### Ejercicios
A. Repite literalmente el pasaje del artículo sobre poesía y genocidio que comienza en las palabras "POESÍA Y GENOCIDIO" y termina después de "y sus misterios.".
B. Indica si cada una de estas afirmaciones concuerda con el artículo sobre poesía y genocidio, respondiendo sí o no y citando textualmente las palabras que lo deciden: (i) Palestina estrangulada es un poemario de Jorge Camacho; (ii) el autor del artículo escribió el prólogo de la primera edición del libro; (iii) la presentación del libro tuvo lugar el sábado.
C. Continúa el artículo sobre poesía y genocidio a partir de la última oración mostrada.

───── Documento ─────

POESÍA Y GENOCIDIO
SANTIAGO ALBA RICO
Filósofo, escritor y ensayista
Cientos de personas se manifiestan en Zaragoza con el
lema "Detened el genocidio del pueblo palestino". EFE/JAVIER BELVER
El viernes pasado participé en la presentación de Palestina estrangulada, un poemario del esperantista Jorge Camacho que reedita la editorial Cantarabia y cuya primera edición tuve el honor de prologar en 2018. La presentación de un libro suele ser una fiesta; la presentación de un libro sobre Palestina, mientras las bombas siguen cayendo sobre Gaza, es solo un humildísimo acto de luto y resistencia. Y una ocasión quizás para reflexionar sobre la poesía y sus misterios.

───── Datos extraídos ─────

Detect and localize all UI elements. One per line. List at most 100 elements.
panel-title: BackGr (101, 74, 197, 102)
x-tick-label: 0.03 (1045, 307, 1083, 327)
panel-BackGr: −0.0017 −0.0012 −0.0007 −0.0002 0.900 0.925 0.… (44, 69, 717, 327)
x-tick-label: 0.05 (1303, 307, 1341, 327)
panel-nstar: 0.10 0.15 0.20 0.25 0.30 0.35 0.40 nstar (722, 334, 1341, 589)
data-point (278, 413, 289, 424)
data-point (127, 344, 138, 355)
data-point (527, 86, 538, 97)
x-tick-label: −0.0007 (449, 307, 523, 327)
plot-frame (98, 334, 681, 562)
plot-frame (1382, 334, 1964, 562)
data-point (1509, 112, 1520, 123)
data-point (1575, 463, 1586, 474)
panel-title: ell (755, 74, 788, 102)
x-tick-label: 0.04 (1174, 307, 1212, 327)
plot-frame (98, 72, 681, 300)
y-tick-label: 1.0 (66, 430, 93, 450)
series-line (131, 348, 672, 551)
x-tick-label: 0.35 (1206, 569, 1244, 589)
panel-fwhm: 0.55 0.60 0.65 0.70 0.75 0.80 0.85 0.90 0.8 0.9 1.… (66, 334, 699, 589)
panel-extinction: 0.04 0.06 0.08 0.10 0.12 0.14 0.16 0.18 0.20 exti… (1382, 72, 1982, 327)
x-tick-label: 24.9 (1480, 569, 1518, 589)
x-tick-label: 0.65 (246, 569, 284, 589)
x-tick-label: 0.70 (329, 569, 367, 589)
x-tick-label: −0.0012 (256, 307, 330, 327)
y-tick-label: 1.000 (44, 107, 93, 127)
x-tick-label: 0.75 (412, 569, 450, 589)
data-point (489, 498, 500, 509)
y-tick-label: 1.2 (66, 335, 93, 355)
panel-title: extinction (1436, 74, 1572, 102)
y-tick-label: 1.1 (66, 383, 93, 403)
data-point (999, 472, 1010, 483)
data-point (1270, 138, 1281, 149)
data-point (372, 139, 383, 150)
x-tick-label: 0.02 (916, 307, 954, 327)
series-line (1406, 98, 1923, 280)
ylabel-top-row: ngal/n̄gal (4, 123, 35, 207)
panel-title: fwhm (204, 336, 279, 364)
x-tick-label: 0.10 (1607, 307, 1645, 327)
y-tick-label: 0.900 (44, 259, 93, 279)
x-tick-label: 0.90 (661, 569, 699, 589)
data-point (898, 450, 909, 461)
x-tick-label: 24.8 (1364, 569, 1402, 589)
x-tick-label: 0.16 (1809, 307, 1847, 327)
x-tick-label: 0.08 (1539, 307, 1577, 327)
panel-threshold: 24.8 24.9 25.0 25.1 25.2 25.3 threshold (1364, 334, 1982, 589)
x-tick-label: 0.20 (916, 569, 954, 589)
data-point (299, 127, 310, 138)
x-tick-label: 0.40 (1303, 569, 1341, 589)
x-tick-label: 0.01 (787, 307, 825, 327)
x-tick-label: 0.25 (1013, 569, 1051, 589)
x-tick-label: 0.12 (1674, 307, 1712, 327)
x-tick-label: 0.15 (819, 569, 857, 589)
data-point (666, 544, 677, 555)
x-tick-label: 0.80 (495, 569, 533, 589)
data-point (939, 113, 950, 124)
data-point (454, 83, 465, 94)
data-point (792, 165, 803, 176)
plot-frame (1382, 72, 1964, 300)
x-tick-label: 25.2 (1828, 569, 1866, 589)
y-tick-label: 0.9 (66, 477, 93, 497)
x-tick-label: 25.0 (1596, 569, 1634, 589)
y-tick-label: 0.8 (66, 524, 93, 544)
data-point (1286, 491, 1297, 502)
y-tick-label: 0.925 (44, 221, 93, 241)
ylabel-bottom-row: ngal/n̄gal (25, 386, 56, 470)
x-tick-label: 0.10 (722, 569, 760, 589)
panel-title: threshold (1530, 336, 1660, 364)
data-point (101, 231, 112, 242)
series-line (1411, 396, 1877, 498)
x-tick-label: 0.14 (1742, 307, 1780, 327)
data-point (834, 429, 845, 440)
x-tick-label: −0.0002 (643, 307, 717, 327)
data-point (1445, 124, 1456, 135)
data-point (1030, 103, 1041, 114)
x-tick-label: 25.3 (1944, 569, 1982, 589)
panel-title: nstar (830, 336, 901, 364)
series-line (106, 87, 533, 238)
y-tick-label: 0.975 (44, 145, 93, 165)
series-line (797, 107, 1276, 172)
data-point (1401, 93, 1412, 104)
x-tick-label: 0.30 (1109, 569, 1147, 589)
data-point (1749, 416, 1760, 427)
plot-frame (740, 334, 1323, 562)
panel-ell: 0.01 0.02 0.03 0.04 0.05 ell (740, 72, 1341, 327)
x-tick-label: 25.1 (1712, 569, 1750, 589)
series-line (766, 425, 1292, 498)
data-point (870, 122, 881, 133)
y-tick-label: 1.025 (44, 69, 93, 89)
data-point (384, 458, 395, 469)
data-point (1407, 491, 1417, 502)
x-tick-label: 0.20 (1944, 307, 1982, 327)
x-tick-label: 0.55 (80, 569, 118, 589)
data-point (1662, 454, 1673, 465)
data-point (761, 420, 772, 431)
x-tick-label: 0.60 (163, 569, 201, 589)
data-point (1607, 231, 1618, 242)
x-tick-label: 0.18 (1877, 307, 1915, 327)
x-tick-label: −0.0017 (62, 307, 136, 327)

─────

### Respuestas
A.
POESÍA Y GENOCIDIO
SANTIAGO ALBA RICO
Filósofo, escritor y ensayista
Cientos de personas se manifiestan en Zaragoza con el
lema "Detened el genocidio del pueblo palestino". EFE/JAVIER BELVER
El viernes pasado participé en la presentación de Palestina estrangulada, un poemario del esperantista Jorge Camacho que reedita la editorial Cantarabia y cuya primera edición tuve el honor de prologar en 2018. La presentación de un libro suele ser una fiesta; la presentación de un libro sobre Palestina, mientras las bombas siguen cayendo sobre Gaza, es solo un humildísimo acto de luto y resistencia. Y una ocasión quizás para reflexionar sobre la poesía y sus misterios.

B.
(i) Sí: "un poemario del esperantista Jorge Camacho".
(ii) Sí: "cuya primera edición tuve el honor de prologar en 2018".
(iii) No: "El viernes pasado participé en la presentación".

C.
Son
días malos para la lírica. ¿O todo lo contrario? Las grandes emociones, las
grandes bellezas, las grandes tragedias nos desbordan de tal manera que
intentamos atraparlas a fuerza de acumulación; creemos que nos faltan palabras
y añadimos una detrás de otra, sin medida y sin satisfacción: palabras y
palabras que, sin embargo, dejan atrás la experiencia nombrada tanto más
deprisa cuanto más las multiplicamos. No hay vocabulario suficiente
para los abismos. Por eso es mejor siempre pronunciar pocas y bien
ceñidas. Eso es lo que hace la poesía, que no es, como se podría creer, una
proeza de la abundancia lingüística sino un ejercicio disciplinado de
inhibición fecundadora.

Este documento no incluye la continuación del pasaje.